WRITTEN EXERCISE »
Set down each entry exactly as given; pictures should not appear in the copy.

[Data entries]
☆ ☆ ☆ ☆

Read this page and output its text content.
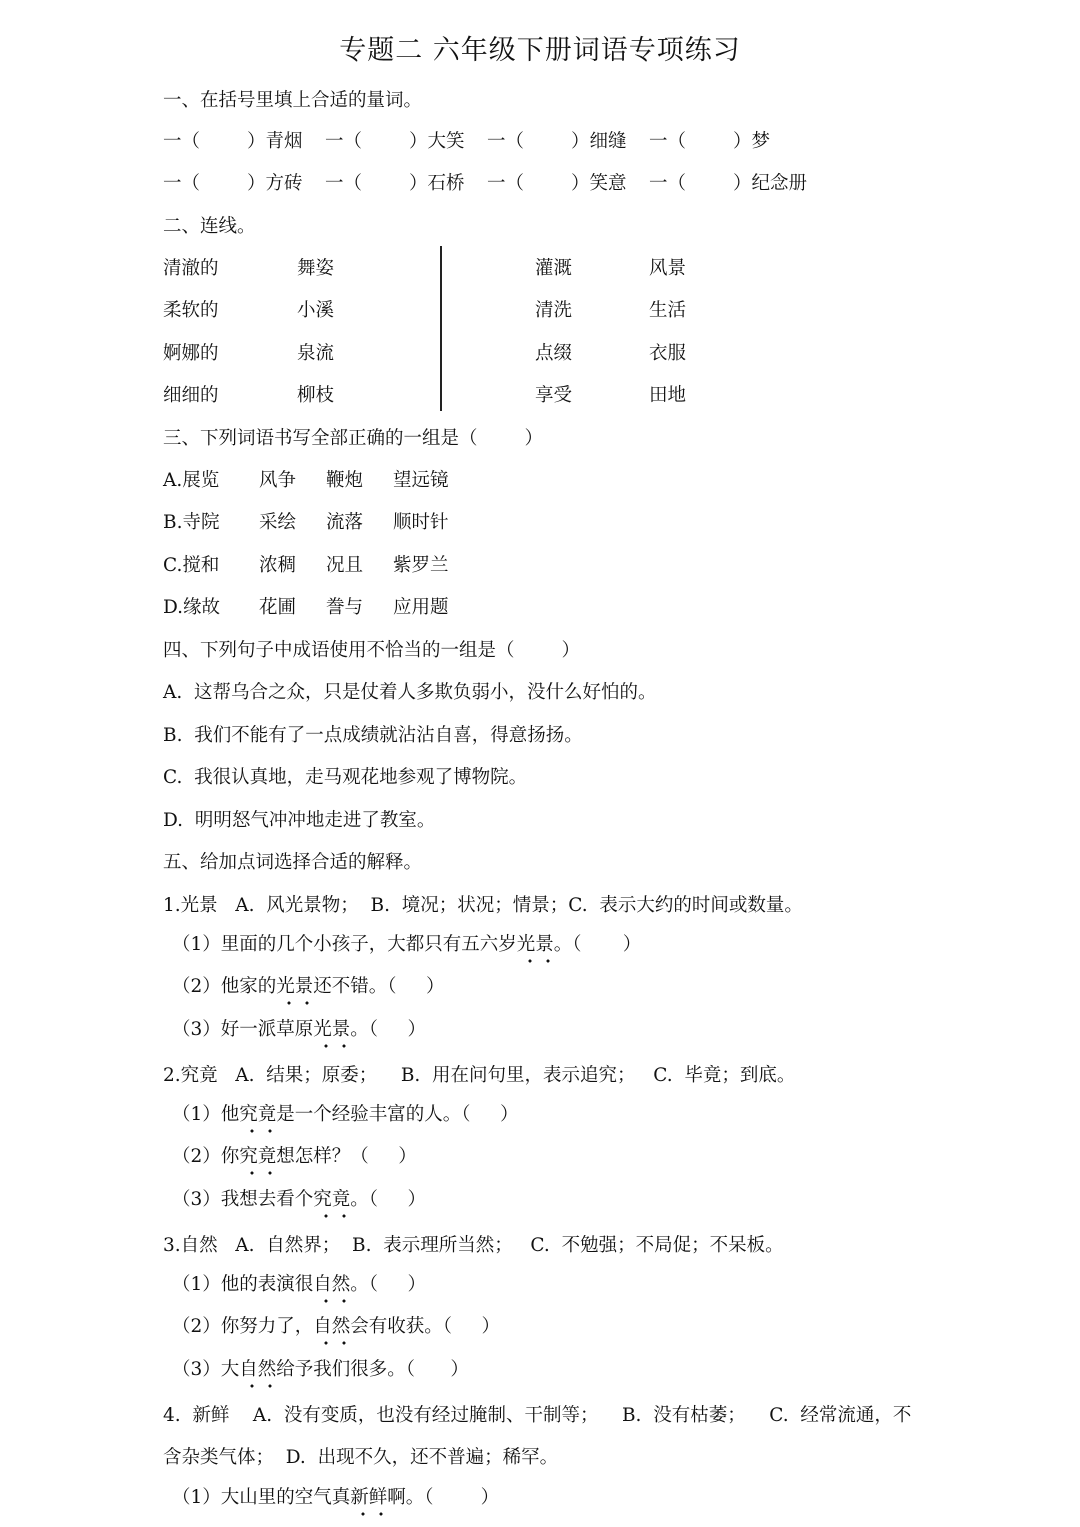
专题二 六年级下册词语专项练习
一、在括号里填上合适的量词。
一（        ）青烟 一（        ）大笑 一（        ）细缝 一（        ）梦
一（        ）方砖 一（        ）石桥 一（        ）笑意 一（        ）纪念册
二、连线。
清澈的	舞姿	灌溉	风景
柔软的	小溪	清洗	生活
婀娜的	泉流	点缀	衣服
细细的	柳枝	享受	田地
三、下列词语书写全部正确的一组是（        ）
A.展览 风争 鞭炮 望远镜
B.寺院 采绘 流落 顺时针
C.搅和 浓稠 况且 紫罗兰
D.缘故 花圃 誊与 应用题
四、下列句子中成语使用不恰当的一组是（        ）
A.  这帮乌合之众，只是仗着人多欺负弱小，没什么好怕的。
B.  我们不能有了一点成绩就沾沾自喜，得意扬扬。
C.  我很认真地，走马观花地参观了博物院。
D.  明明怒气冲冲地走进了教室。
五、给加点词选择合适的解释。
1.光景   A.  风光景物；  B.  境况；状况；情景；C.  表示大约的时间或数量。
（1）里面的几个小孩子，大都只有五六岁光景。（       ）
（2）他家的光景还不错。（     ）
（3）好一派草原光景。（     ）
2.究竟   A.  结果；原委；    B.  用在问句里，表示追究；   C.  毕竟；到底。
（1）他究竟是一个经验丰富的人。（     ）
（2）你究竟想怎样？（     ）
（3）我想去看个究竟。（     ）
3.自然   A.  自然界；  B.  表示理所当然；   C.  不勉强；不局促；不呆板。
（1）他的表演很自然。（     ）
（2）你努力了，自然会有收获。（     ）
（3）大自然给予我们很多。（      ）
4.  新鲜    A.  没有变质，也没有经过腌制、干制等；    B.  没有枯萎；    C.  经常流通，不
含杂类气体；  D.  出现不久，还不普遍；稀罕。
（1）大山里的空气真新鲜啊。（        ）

☆ ☆ ☆ ☆

ANSWER FOR THIS EXERCISE »
Read this page and output its text content.
专题二 六年级下册词语专项练习
一、在括号里填上合适的量词。
一（        ）青烟 一（        ）大笑 一（        ）细缝 一（        ）梦
一（        ）方砖 一（        ）石桥 一（        ）笑意 一（        ）纪念册
二、连线。
清澈的	舞姿	灌溉	风景
柔软的	小溪	清洗	生活
婀娜的	泉流	点缀	衣服
细细的	柳枝	享受	田地
三、下列词语书写全部正确的一组是（        ）
A.展览 风争 鞭炮 望远镜
B.寺院 采绘 流落 顺时针
C.搅和 浓稠 况且 紫罗兰
D.缘故 花圃 誊与 应用题
四、下列句子中成语使用不恰当的一组是（        ）
A.  这帮乌合之众，只是仗着人多欺负弱小，没什么好怕的。
B.  我们不能有了一点成绩就沾沾自喜，得意扬扬。
C.  我很认真地，走马观花地参观了博物院。
D.  明明怒气冲冲地走进了教室。
五、给加点词选择合适的解释。
1.光景   A.  风光景物；  B.  境况；状况；情景；C.  表示大约的时间或数量。
（1）里面的几个小孩子，大都只有五六岁光景。（       ）
（2）他家的光景还不错。（     ）
（3）好一派草原光景。（     ）
2.究竟   A.  结果；原委；    B.  用在问句里，表示追究；   C.  毕竟；到底。
（1）他究竟是一个经验丰富的人。（     ）
（2）你究竟想怎样？（     ）
（3）我想去看个究竟。（     ）
3.自然   A.  自然界；  B.  表示理所当然；   C.  不勉强；不局促；不呆板。
（1）他的表演很自然。（     ）
（2）你努力了，自然会有收获。（     ）
（3）大自然给予我们很多。（      ）
4.  新鲜    A.  没有变质，也没有经过腌制、干制等；    B.  没有枯萎；    C.  经常流通，不
含杂类气体；  D.  出现不久，还不普遍；稀罕。
（1）大山里的空气真新鲜啊。（        ）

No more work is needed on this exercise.